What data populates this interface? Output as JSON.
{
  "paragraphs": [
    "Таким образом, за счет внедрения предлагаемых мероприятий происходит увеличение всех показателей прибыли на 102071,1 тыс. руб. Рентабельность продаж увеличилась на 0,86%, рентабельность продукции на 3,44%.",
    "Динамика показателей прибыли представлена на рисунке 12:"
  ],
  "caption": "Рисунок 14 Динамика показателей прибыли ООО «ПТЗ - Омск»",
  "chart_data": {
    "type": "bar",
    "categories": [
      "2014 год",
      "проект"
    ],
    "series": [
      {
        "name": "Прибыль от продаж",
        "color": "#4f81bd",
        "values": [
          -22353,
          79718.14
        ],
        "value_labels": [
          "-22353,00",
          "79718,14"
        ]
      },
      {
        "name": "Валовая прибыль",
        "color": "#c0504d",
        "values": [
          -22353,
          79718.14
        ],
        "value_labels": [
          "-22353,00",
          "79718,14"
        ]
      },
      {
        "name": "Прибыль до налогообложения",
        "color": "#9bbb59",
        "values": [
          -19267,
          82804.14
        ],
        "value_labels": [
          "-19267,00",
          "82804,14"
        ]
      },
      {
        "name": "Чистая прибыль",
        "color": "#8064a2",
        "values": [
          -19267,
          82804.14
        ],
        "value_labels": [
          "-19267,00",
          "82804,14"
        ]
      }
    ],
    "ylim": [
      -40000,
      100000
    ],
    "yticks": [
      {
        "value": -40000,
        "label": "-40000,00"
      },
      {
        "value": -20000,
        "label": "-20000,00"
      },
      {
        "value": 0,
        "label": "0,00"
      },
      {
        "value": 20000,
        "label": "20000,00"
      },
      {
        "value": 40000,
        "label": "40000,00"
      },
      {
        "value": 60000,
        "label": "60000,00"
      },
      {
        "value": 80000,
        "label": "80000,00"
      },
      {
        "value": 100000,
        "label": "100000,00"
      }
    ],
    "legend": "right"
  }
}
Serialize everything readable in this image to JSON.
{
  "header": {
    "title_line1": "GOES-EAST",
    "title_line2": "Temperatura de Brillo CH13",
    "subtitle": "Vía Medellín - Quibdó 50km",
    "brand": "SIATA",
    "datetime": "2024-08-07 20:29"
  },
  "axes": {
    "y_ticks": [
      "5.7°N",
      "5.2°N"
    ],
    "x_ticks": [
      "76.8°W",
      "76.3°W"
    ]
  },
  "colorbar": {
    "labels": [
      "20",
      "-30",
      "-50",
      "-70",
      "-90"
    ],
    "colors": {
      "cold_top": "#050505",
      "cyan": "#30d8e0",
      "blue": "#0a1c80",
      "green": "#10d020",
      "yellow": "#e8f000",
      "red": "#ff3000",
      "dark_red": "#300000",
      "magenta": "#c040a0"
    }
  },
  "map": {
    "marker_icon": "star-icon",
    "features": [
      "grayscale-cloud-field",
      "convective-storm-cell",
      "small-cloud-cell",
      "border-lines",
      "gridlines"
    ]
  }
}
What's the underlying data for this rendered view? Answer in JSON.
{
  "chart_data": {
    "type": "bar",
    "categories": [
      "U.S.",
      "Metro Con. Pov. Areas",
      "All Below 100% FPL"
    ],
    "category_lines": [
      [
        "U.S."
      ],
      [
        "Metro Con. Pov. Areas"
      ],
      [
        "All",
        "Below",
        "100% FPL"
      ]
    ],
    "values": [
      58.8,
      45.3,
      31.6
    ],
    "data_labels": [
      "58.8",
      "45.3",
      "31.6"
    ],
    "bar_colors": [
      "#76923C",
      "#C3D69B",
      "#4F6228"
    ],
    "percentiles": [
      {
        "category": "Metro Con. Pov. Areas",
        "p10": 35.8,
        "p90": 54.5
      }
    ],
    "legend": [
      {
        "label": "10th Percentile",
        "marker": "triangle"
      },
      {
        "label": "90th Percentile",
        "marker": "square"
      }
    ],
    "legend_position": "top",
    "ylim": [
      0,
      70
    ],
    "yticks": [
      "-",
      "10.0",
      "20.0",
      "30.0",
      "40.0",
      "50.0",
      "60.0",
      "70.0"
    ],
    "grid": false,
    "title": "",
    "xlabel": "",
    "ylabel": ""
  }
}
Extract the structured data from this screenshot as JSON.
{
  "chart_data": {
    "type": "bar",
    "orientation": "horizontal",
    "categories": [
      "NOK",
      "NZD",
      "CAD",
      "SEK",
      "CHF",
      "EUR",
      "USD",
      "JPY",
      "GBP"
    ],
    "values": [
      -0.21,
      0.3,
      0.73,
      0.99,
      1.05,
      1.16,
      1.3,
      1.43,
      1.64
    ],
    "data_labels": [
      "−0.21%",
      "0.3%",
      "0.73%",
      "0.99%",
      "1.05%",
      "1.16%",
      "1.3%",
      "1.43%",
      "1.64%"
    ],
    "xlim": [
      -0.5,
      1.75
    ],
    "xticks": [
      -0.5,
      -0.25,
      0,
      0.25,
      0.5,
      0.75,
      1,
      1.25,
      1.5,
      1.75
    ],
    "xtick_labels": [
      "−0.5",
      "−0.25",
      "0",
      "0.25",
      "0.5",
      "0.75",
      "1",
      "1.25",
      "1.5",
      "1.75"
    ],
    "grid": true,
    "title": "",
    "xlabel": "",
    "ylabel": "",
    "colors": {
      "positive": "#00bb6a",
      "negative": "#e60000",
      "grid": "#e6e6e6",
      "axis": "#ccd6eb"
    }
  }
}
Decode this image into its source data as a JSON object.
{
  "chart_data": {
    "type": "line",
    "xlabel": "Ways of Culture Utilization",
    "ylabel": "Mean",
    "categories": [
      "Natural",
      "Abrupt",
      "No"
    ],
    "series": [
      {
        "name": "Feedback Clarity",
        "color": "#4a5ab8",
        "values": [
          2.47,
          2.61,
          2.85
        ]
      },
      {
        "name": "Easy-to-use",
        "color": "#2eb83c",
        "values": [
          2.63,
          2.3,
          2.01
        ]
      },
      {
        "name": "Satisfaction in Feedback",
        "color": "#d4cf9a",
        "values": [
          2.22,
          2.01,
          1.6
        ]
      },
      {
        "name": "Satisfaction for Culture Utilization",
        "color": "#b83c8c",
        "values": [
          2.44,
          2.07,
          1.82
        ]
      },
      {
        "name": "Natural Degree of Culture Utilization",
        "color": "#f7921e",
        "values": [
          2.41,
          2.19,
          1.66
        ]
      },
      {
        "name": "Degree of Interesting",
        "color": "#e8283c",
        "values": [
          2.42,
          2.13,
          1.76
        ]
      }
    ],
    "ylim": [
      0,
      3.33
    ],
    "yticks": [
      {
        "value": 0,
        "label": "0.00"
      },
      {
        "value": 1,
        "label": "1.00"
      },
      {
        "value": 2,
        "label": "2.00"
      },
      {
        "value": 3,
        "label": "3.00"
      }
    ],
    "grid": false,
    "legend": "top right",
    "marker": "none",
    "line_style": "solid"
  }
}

-------

* [Short task] Output a single number: how many lines contain the word "cloud".

* [Solution] 2